*EXERCISE PROMPT:*
Write out the records below word for word, please.

*DATA LISTING:*
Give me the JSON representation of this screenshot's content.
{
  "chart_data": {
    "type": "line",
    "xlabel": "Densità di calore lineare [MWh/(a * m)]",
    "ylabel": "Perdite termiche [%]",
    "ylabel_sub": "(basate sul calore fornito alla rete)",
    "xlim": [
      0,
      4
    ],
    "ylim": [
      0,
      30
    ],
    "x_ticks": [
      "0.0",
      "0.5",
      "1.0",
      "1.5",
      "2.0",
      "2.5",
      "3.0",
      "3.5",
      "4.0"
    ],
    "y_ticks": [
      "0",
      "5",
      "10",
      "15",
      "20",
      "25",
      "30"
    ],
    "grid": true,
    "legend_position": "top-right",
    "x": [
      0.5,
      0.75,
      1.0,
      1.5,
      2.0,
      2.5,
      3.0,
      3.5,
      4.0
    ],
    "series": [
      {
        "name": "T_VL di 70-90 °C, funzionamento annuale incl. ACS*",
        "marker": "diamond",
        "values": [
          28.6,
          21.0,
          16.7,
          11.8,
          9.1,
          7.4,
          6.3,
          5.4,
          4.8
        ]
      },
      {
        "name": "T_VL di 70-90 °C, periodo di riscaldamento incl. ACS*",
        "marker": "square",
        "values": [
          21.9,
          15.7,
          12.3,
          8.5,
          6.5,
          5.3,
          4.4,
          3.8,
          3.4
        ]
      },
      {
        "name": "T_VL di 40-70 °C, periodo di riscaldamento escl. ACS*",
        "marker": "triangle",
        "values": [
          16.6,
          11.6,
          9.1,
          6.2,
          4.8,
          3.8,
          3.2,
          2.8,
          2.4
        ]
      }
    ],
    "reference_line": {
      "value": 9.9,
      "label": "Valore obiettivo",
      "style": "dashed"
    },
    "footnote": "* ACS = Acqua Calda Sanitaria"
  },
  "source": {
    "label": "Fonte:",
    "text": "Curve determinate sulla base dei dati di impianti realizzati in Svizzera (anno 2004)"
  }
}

*PROBLEM SOLUTION:*
Give me the JSON representation of this screenshot's content.
{
  "chart_data": {
    "type": "line",
    "xlabel": "Densità di calore lineare [MWh/(a * m)]",
    "ylabel": "Perdite termiche [%]",
    "ylabel_sub": "(basate sul calore fornito alla rete)",
    "xlim": [
      0,
      4
    ],
    "ylim": [
      0,
      30
    ],
    "x_ticks": [
      "0.0",
      "0.5",
      "1.0",
      "1.5",
      "2.0",
      "2.5",
      "3.0",
      "3.5",
      "4.0"
    ],
    "y_ticks": [
      "0",
      "5",
      "10",
      "15",
      "20",
      "25",
      "30"
    ],
    "grid": true,
    "legend_position": "top-right",
    "x": [
      0.5,
      0.75,
      1.0,
      1.5,
      2.0,
      2.5,
      3.0,
      3.5,
      4.0
    ],
    "series": [
      {
        "name": "T_VL di 70-90 °C, funzionamento annuale incl. ACS*",
        "marker": "diamond",
        "values": [
          28.6,
          21.0,
          16.7,
          11.8,
          9.1,
          7.4,
          6.3,
          5.4,
          4.8
        ]
      },
      {
        "name": "T_VL di 70-90 °C, periodo di riscaldamento incl. ACS*",
        "marker": "square",
        "values": [
          21.9,
          15.7,
          12.3,
          8.5,
          6.5,
          5.3,
          4.4,
          3.8,
          3.4
        ]
      },
      {
        "name": "T_VL di 40-70 °C, periodo di riscaldamento escl. ACS*",
        "marker": "triangle",
        "values": [
          16.6,
          11.6,
          9.1,
          6.2,
          4.8,
          3.8,
          3.2,
          2.8,
          2.4
        ]
      }
    ],
    "reference_line": {
      "value": 9.9,
      "label": "Valore obiettivo",
      "style": "dashed"
    },
    "footnote": "* ACS = Acqua Calda Sanitaria"
  },
  "source": {
    "label": "Fonte:",
    "text": "Curve determinate sulla base dei dati di impianti realizzati in Svizzera (anno 2004)"
  }
}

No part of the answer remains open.